### Excerpted text

I don't know any Muslims; WickedQueen is nice, though.




> You best be trollin. That statement alone tells me you live in a cabin and don't interact with people enough.


1. I rarely interact with people; however, the principal people with whom I do interact are Liberals.
2. I stated "On these forums". 




> You are associating all Liberals with the latter Liberal-Douche section


All liberals - except at least one, I must say - whom I have met online and with whom I have debated.



> just as you accuse Liberal-Douches of blaming all the problems on regular Conservatives. If you don't know the American culture, I suggest you stay away from accusations and generalizations.


I interact with Americans online everyday.




> Fox News, word of mouth from three people away.


Why does _everybody_ always seem to complain about Fox News?



> Our children are being fed nonsense music on the Radio and have slutty "Teen Stars" to look up to for guidance. There will be another revolution, don't even think twice.


I want for there to be a revolution. Society is very shitty right now, it is only getting worse and I believe a good revolution will be perhaps one of the only thing to save it..


----------



## blackandindie (Nov 30, 2009)

Sounds like cowardice at it's best. I for one am not surprised, and could possibly surmise that we all saw this one coming..


----------



## Steve (Jul 3, 2010)

I can tell this is going to be a fun thread.




HannibalLecter said:


> He has that right. It is those who may retaliate with violence for his nonviolent act that are to be responsible.


He does have that right, but like I said, it doesn't make his _decision_ right. He's using his religion as a scapegoat for his own hatred of another religion, and spreading that hate. He's scum in my eyes.



HannibalLecter said:


> A Muslim is not necessarily a Muslim Extremist, but a Muslim Extremist is _still_ a Muslim.


That's exactly what I said.



HannibalLecter said:


> Yes, Muslims did. Not _all_ Muslims, but some Muslims.


Then by saying Muslims caused the problem is generalizing them all, and influencing the negative. Using the term Al Qaeda is more appropriate and accurate. 



HannibalLecter said:


> Was the KKK truly distinctly Christian?


Protestant Christian, yes. If you're interested, google "Christian terrorism".



HannibalLecter said:


> I simply ask "Why?"
> Why would they want the stigma of building a mosque within vicinity of two buildings which were destroyed by Muslims (as I made clear before, they are just as Muslim as they are Extremist)?


And as I said before, Al Qaeda is much more appropriate. You don't hear me saying "Christians burned a cross on my black neighbors lawn" do you?



HannibalLecter said:


> *Good God No!*


Oi, you's one of them mountain folk?

######
### Stored data

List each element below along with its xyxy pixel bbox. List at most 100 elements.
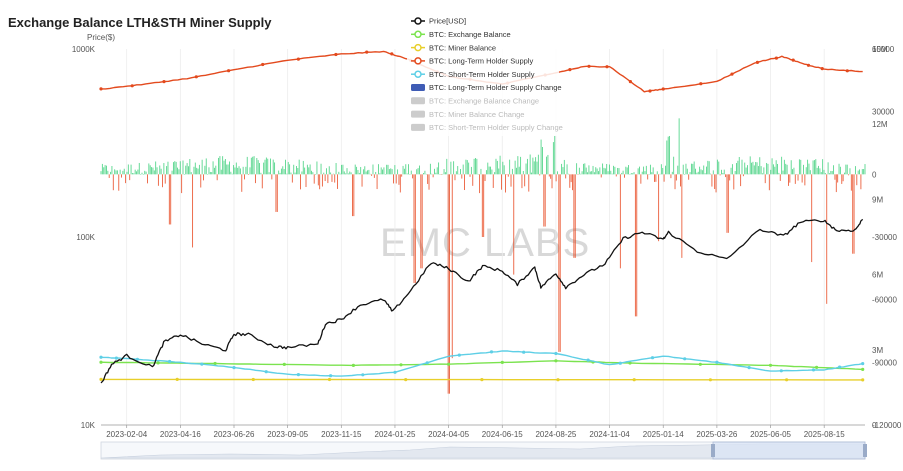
lth-change-bar [716, 159, 718, 175]
legend-item[interactable]: BTC: Short-Term Holder Supply Change [411, 123, 563, 132]
lth-change-bar [719, 174, 721, 176]
lth-change-bar [678, 118, 680, 175]
lth-change-bar [316, 161, 318, 175]
lth-change-bar [757, 166, 759, 175]
lth-change-bar [693, 161, 695, 175]
zoom-slider-window[interactable] [712, 441, 866, 460]
lth-change-bar [293, 164, 295, 175]
lth-change-bar [766, 162, 768, 175]
lth-change-bar [546, 156, 548, 175]
lth-change-bar [656, 171, 658, 175]
lth-change-bar [256, 158, 258, 175]
lth-change-bar [630, 173, 632, 175]
lth-change-bar [286, 173, 288, 175]
lth-change-bar [625, 166, 627, 175]
lth-change-bar [779, 174, 781, 181]
lth-change-bar [444, 172, 446, 175]
lth-change-bar [864, 164, 866, 175]
lth-change-bar [583, 163, 584, 175]
lth-change-bar [751, 162, 753, 175]
lth-change-bar [144, 170, 146, 175]
lth-change-bar [819, 168, 821, 175]
right-supply-tick-label: 3M [872, 346, 883, 355]
zoom-slider-right-handle[interactable] [863, 444, 867, 457]
lth-change-bar [509, 159, 511, 175]
right-change-tick-label: -30000 [872, 233, 897, 242]
lth-change-bar [231, 173, 233, 175]
lth-change-bar [498, 168, 500, 175]
legend-item[interactable]: BTC: Long-Term Holder Supply [411, 57, 533, 66]
sth-supply-line-marker [650, 356, 655, 360]
lth-change-bar [849, 168, 851, 175]
lth-change-bar [782, 170, 784, 175]
legend-swatch-marker [414, 17, 422, 25]
lth-change-bar [308, 167, 310, 175]
zoom-slider[interactable] [100, 441, 867, 460]
lth-change-bar [398, 174, 400, 185]
lth-change-bar [387, 164, 389, 175]
lth-change-bar [513, 174, 515, 275]
zoom-slider-left-handle[interactable] [711, 444, 715, 457]
lth-change-bar [848, 174, 850, 176]
lth-change-bar [492, 174, 494, 188]
legend-item[interactable]: BTC: Exchange Balance Change [411, 97, 539, 106]
lth-change-bar [793, 167, 795, 175]
legend-item[interactable]: Price[USD] [411, 17, 466, 26]
lth-change-bar [119, 169, 121, 175]
lth-supply-line-marker [628, 80, 633, 84]
lth-change-bar [455, 171, 457, 175]
legend-item[interactable]: BTC: Short-Term Holder Supply [411, 70, 535, 79]
lth-change-bar [114, 169, 116, 175]
lth-change-bar [334, 174, 336, 183]
lth-change-bar [801, 174, 803, 183]
lth-change-bar [699, 166, 701, 175]
right-axes: 0 3M 6M 9M 12M 15M -120000 -90000 -60000 -30000 0 3… [872, 45, 902, 430]
lth-change-bar [420, 174, 422, 269]
lth-change-bar [373, 174, 375, 178]
lth-change-bar [572, 174, 573, 191]
right-supply-tick-label: 6M [872, 271, 883, 280]
lth-change-bar [104, 165, 106, 175]
sth-supply-line-marker [135, 357, 139, 361]
legend-item[interactable]: BTC: Exchange Balance [411, 30, 511, 39]
lth-change-bar [581, 171, 583, 175]
lth-change-bar [574, 174, 576, 258]
lth-change-bar [841, 174, 843, 184]
lth-supply-line-marker [755, 60, 760, 64]
lth-change-bar [238, 166, 240, 175]
sth-supply-line-marker [779, 369, 783, 373]
lth-change-bar [565, 174, 567, 179]
lth-change-bar [595, 167, 597, 175]
lth-change-bar [557, 171, 558, 175]
lth-change-bar [168, 174, 170, 225]
lth-change-bar [711, 174, 713, 187]
lth-change-bar [726, 174, 728, 233]
lth-change-bar [475, 158, 476, 175]
lth-change-bar [233, 165, 235, 175]
lth-change-bar [721, 169, 722, 175]
legend-swatch-marker [414, 57, 422, 65]
legend-label: BTC: Exchange Balance [429, 30, 511, 39]
lth-change-bar [390, 168, 392, 175]
legend-item[interactable]: BTC: Long-Term Holder Supply Change [411, 83, 562, 92]
legend-item[interactable]: BTC: Miner Balance [411, 43, 496, 52]
lth-change-bar [126, 171, 128, 175]
x-tick-label: 2023-02-04 [106, 430, 147, 439]
lth-change-bar [138, 162, 140, 175]
lth-change-bar [186, 163, 188, 175]
lth-change-bar [611, 173, 613, 175]
lth-change-bar [607, 171, 609, 175]
lth-change-bar [749, 156, 751, 175]
lth-change-bar [510, 174, 512, 187]
lth-change-bar [108, 174, 110, 178]
lth-change-bar [511, 168, 513, 175]
lth-change-bar [248, 174, 250, 175]
legend-item[interactable]: BTC: Miner Balance Change [411, 110, 524, 119]
lth-change-bar [418, 165, 420, 175]
lth-change-bar [835, 174, 837, 193]
lth-change-bar [551, 174, 553, 189]
lth-change-bar [542, 147, 543, 175]
sth-supply-line-marker [457, 353, 461, 357]
lth-change-bar [259, 163, 260, 175]
lth-change-bar [649, 164, 651, 175]
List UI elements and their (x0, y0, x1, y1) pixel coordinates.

######

#### What this exercise asks
• A. Print the forum thread word for word between "## blackandindie (Nov" and "(Jul 3, 2010)", inclusive.
• B. In the forum thread, what term does Steve call more appropriate and accurate than saying Muslims caused the problem?
• C. Go on with the forum thread from its last line.
The material plays no part here.

#### Responses per task
• A.
## blackandindie (Nov 30, 2009)

Sounds like cowardice at it's best. I for one am not surprised, and could possibly surmise that we all saw this one coming..


----------



## Steve (Jul 3, 2010)

• B. Al Qaeda.

• C.
HannibalLecter said:


> Just as the Italians pick on the Germans, the Germans pick on the Irish, the Irish pick on the Hispanic, and so on. Well, I think it was that order, it's been awhile since I read Harpo Marx's autobiography.


And here I thought modern America was above such petty violence. Does that not mean we should try to stop it? Or according to your own words, should we just let ignorant hate continue unabridged?



HannibalLecter said:


> America tries to change everything.


Unfortunately.



HannibalLecter said:


> It could benefit Muslims if it were in a different location.


Not at these prices baby, NY is expensive.



HannibalLecter said:


> First off, there is no Muslim population in that area; secondly, surely the treatment they will receive by locals with be dehumanizing.


 First what makes you think that, second huh?



HannibalLecter said:


> What if he were an Imam planning on burning the Bible?


If he were in America, he would probably be shot, probably by this asshole in Florida (yes he's weilding a gun now). If he were in the middle east, Nothing would probably happen because American's are generally too self-absorbed to pay attention to news of the middle east, let alone news in general.

We're are war with them, in their country, illegally I might add, not the other way around.



HannibalLecter said:


> Yes, I've noticed.


And you don't think there's a problem with that, or what?



HannibalLecter said:


> Though propagation of religion does not always start the war.


huh?



HannibalLecter said:


> Terrorists, Extremists, etc.


There ya go!



HannibalLecter said:


> I don't know any Muslims; WickedQueen is nice, though.


The Muslim I know best is my pot dealer. Nice girl, she's from Turkey.



HannibalLecter said:


> 1. I rarely interact with people; however, the principal people with whom I do interact are Liberals.
> 2. I stated "On these forums".


Oh my bad. 



HannibalLecter said:


> All liberals - except at least one, I must say - whom I have met online and with whom I have debated.


Then you're talking to the wrong liberals. I'm slightly Liberal, mostly Moderate, and I have nothing bad to say about anyone's religion. But I will say that some people are fucking stupid.



HannibalLecter said:


> interact with Americans online everyday.


No difference, you have no idea of American culture unless you've grown up here really. Shit is wild.



HannibalLecter said:


> Why does _everybody_ always seem to complain about Fox News?


Because it's trash.



HannibalLecter said:


> I want for there to be a revolution. Society is very shitty right now, it is only getting worse and I believe a good revolution will be perhaps one of the only thing to save it..


Glad we can agree, and yes there will be a revolution. I can sense it like I've never known anything better in my life.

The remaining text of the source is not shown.